[Data entries for graphics]
· · · · · · ·
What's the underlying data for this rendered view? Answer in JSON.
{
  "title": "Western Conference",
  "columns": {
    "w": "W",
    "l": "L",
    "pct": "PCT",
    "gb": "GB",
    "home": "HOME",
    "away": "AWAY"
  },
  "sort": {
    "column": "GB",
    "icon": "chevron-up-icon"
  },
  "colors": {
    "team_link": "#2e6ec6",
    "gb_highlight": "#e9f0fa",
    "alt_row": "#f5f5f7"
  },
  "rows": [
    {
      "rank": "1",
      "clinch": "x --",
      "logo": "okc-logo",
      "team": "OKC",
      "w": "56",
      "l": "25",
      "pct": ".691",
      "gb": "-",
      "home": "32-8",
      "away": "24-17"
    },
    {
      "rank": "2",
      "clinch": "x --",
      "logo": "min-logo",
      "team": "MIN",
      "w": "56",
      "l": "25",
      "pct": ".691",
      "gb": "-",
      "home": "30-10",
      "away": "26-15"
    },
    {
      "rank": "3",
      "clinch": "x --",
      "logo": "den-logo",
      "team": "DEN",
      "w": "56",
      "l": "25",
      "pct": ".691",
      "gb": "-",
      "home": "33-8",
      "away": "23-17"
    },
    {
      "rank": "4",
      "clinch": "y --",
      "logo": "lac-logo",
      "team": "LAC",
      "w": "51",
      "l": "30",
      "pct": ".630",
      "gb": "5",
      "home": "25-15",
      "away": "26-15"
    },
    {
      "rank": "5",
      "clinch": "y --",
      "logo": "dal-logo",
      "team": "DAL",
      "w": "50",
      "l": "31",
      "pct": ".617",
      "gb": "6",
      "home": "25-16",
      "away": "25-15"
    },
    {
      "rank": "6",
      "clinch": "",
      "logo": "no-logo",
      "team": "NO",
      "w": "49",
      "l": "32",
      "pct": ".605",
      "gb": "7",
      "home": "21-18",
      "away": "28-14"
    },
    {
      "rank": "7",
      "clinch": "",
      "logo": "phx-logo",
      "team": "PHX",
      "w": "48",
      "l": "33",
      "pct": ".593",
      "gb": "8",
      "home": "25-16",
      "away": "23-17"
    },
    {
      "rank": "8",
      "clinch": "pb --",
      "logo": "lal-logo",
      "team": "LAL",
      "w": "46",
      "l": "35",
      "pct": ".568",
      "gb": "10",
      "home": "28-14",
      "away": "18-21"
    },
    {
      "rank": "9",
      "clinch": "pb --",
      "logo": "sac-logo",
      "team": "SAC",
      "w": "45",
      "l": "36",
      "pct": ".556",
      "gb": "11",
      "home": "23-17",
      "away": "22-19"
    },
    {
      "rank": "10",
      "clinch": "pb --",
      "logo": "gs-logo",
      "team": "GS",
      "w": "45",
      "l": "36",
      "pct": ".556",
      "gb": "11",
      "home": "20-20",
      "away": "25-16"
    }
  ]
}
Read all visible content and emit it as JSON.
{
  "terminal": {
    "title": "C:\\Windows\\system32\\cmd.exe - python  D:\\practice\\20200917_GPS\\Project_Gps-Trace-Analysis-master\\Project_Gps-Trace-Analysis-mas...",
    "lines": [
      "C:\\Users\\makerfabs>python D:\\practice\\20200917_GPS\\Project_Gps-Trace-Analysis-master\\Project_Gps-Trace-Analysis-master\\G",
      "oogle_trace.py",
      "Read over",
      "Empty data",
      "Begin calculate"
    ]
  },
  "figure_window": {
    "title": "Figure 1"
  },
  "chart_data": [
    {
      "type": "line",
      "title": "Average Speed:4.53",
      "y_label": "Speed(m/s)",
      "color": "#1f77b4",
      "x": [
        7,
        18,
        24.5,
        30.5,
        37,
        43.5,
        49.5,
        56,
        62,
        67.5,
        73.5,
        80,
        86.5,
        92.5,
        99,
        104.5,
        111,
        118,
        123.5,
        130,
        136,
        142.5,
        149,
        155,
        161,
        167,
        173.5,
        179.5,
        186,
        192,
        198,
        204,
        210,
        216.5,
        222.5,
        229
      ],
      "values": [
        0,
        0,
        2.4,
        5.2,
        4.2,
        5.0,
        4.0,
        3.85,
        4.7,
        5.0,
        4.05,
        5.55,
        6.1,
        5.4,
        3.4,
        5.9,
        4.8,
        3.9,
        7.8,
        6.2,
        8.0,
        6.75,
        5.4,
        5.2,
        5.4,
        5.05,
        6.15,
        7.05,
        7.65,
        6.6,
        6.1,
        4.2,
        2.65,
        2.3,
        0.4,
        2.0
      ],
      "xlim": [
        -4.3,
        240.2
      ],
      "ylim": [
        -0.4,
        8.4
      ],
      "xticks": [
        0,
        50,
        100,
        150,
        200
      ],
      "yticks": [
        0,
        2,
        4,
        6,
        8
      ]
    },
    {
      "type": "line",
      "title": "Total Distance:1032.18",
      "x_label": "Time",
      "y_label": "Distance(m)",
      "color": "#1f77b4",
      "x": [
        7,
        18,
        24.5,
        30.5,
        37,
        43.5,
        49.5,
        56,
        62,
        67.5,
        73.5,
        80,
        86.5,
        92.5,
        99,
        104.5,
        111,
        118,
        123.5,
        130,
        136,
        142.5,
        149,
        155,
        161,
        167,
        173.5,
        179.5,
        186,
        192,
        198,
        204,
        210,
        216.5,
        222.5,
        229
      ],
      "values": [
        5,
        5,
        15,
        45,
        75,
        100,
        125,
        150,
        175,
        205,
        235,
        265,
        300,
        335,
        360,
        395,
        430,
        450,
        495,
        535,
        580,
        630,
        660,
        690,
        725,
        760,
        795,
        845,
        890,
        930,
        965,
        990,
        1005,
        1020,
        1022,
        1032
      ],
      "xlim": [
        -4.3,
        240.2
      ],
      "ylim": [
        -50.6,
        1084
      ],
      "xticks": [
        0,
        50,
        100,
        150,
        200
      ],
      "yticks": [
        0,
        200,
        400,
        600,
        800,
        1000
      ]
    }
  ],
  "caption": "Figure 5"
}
· · · · · · ·
◆ **REQUIRED TASK**: Make a verbatim copy of every entry shown above.

◆ **RESULT FOR THIS TASK**:
What's the underlying data for this rendered view? Answer in JSON.
{
  "title": "Western Conference",
  "columns": {
    "w": "W",
    "l": "L",
    "pct": "PCT",
    "gb": "GB",
    "home": "HOME",
    "away": "AWAY"
  },
  "sort": {
    "column": "GB",
    "icon": "chevron-up-icon"
  },
  "colors": {
    "team_link": "#2e6ec6",
    "gb_highlight": "#e9f0fa",
    "alt_row": "#f5f5f7"
  },
  "rows": [
    {
      "rank": "1",
      "clinch": "x --",
      "logo": "okc-logo",
      "team": "OKC",
      "w": "56",
      "l": "25",
      "pct": ".691",
      "gb": "-",
      "home": "32-8",
      "away": "24-17"
    },
    {
      "rank": "2",
      "clinch": "x --",
      "logo": "min-logo",
      "team": "MIN",
      "w": "56",
      "l": "25",
      "pct": ".691",
      "gb": "-",
      "home": "30-10",
      "away": "26-15"
    },
    {
      "rank": "3",
      "clinch": "x --",
      "logo": "den-logo",
      "team": "DEN",
      "w": "56",
      "l": "25",
      "pct": ".691",
      "gb": "-",
      "home": "33-8",
      "away": "23-17"
    },
    {
      "rank": "4",
      "clinch": "y --",
      "logo": "lac-logo",
      "team": "LAC",
      "w": "51",
      "l": "30",
      "pct": ".630",
      "gb": "5",
      "home": "25-15",
      "away": "26-15"
    },
    {
      "rank": "5",
      "clinch": "y --",
      "logo": "dal-logo",
      "team": "DAL",
      "w": "50",
      "l": "31",
      "pct": ".617",
      "gb": "6",
      "home": "25-16",
      "away": "25-15"
    },
    {
      "rank": "6",
      "clinch": "",
      "logo": "no-logo",
      "team": "NO",
      "w": "49",
      "l": "32",
      "pct": ".605",
      "gb": "7",
      "home": "21-18",
      "away": "28-14"
    },
    {
      "rank": "7",
      "clinch": "",
      "logo": "phx-logo",
      "team": "PHX",
      "w": "48",
      "l": "33",
      "pct": ".593",
      "gb": "8",
      "home": "25-16",
      "away": "23-17"
    },
    {
      "rank": "8",
      "clinch": "pb --",
      "logo": "lal-logo",
      "team": "LAL",
      "w": "46",
      "l": "35",
      "pct": ".568",
      "gb": "10",
      "home": "28-14",
      "away": "18-21"
    },
    {
      "rank": "9",
      "clinch": "pb --",
      "logo": "sac-logo",
      "team": "SAC",
      "w": "45",
      "l": "36",
      "pct": ".556",
      "gb": "11",
      "home": "23-17",
      "away": "22-19"
    },
    {
      "rank": "10",
      "clinch": "pb --",
      "logo": "gs-logo",
      "team": "GS",
      "w": "45",
      "l": "36",
      "pct": ".556",
      "gb": "11",
      "home": "20-20",
      "away": "25-16"
    }
  ]
}
Read all visible content and emit it as JSON.
{
  "terminal": {
    "title": "C:\\Windows\\system32\\cmd.exe - python  D:\\practice\\20200917_GPS\\Project_Gps-Trace-Analysis-master\\Project_Gps-Trace-Analysis-mas...",
    "lines": [
      "C:\\Users\\makerfabs>python D:\\practice\\20200917_GPS\\Project_Gps-Trace-Analysis-master\\Project_Gps-Trace-Analysis-master\\G",
      "oogle_trace.py",
      "Read over",
      "Empty data",
      "Begin calculate"
    ]
  },
  "figure_window": {
    "title": "Figure 1"
  },
  "chart_data": [
    {
      "type": "line",
      "title": "Average Speed:4.53",
      "y_label": "Speed(m/s)",
      "color": "#1f77b4",
      "x": [
        7,
        18,
        24.5,
        30.5,
        37,
        43.5,
        49.5,
        56,
        62,
        67.5,
        73.5,
        80,
        86.5,
        92.5,
        99,
        104.5,
        111,
        118,
        123.5,
        130,
        136,
        142.5,
        149,
        155,
        161,
        167,
        173.5,
        179.5,
        186,
        192,
        198,
        204,
        210,
        216.5,
        222.5,
        229
      ],
      "values": [
        0,
        0,
        2.4,
        5.2,
        4.2,
        5.0,
        4.0,
        3.85,
        4.7,
        5.0,
        4.05,
        5.55,
        6.1,
        5.4,
        3.4,
        5.9,
        4.8,
        3.9,
        7.8,
        6.2,
        8.0,
        6.75,
        5.4,
        5.2,
        5.4,
        5.05,
        6.15,
        7.05,
        7.65,
        6.6,
        6.1,
        4.2,
        2.65,
        2.3,
        0.4,
        2.0
      ],
      "xlim": [
        -4.3,
        240.2
      ],
      "ylim": [
        -0.4,
        8.4
      ],
      "xticks": [
        0,
        50,
        100,
        150,
        200
      ],
      "yticks": [
        0,
        2,
        4,
        6,
        8
      ]
    },
    {
      "type": "line",
      "title": "Total Distance:1032.18",
      "x_label": "Time",
      "y_label": "Distance(m)",
      "color": "#1f77b4",
      "x": [
        7,
        18,
        24.5,
        30.5,
        37,
        43.5,
        49.5,
        56,
        62,
        67.5,
        73.5,
        80,
        86.5,
        92.5,
        99,
        104.5,
        111,
        118,
        123.5,
        130,
        136,
        142.5,
        149,
        155,
        161,
        167,
        173.5,
        179.5,
        186,
        192,
        198,
        204,
        210,
        216.5,
        222.5,
        229
      ],
      "values": [
        5,
        5,
        15,
        45,
        75,
        100,
        125,
        150,
        175,
        205,
        235,
        265,
        300,
        335,
        360,
        395,
        430,
        450,
        495,
        535,
        580,
        630,
        660,
        690,
        725,
        760,
        795,
        845,
        890,
        930,
        965,
        990,
        1005,
        1020,
        1022,
        1032
      ],
      "xlim": [
        -4.3,
        240.2
      ],
      "ylim": [
        -50.6,
        1084
      ],
      "xticks": [
        0,
        50,
        100,
        150,
        200
      ],
      "yticks": [
        0,
        200,
        400,
        600,
        800,
        1000
      ]
    }
  ],
  "caption": "Figure 5"
}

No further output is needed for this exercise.